======== THE DATA ========
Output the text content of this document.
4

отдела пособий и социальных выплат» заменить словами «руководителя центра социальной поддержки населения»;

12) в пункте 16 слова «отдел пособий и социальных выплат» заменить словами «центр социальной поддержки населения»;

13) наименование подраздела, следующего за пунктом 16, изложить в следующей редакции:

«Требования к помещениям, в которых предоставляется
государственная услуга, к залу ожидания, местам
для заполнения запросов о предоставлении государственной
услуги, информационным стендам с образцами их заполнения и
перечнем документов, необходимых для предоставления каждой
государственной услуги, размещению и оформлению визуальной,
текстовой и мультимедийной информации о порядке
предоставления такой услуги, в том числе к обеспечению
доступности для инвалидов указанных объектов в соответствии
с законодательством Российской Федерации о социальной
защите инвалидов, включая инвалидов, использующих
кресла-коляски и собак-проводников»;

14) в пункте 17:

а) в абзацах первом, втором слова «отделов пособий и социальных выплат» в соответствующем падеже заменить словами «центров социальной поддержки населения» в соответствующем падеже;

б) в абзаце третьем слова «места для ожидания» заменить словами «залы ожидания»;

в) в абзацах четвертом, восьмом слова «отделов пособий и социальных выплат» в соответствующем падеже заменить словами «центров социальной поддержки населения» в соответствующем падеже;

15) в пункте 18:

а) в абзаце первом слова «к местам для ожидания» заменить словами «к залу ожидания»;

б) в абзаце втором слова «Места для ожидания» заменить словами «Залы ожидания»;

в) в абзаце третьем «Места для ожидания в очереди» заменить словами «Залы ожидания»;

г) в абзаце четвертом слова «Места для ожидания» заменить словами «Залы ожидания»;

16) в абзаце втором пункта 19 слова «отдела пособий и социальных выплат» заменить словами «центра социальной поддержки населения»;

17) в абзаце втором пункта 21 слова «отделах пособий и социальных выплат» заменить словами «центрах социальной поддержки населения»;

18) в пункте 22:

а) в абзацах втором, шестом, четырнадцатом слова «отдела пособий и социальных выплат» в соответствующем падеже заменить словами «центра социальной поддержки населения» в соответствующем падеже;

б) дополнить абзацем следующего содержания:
========
STATED TASK
How many of the listing's lines contain "залу"? Respond with a single number and nothing else.

SOLUTION TO THE PROBLEM
2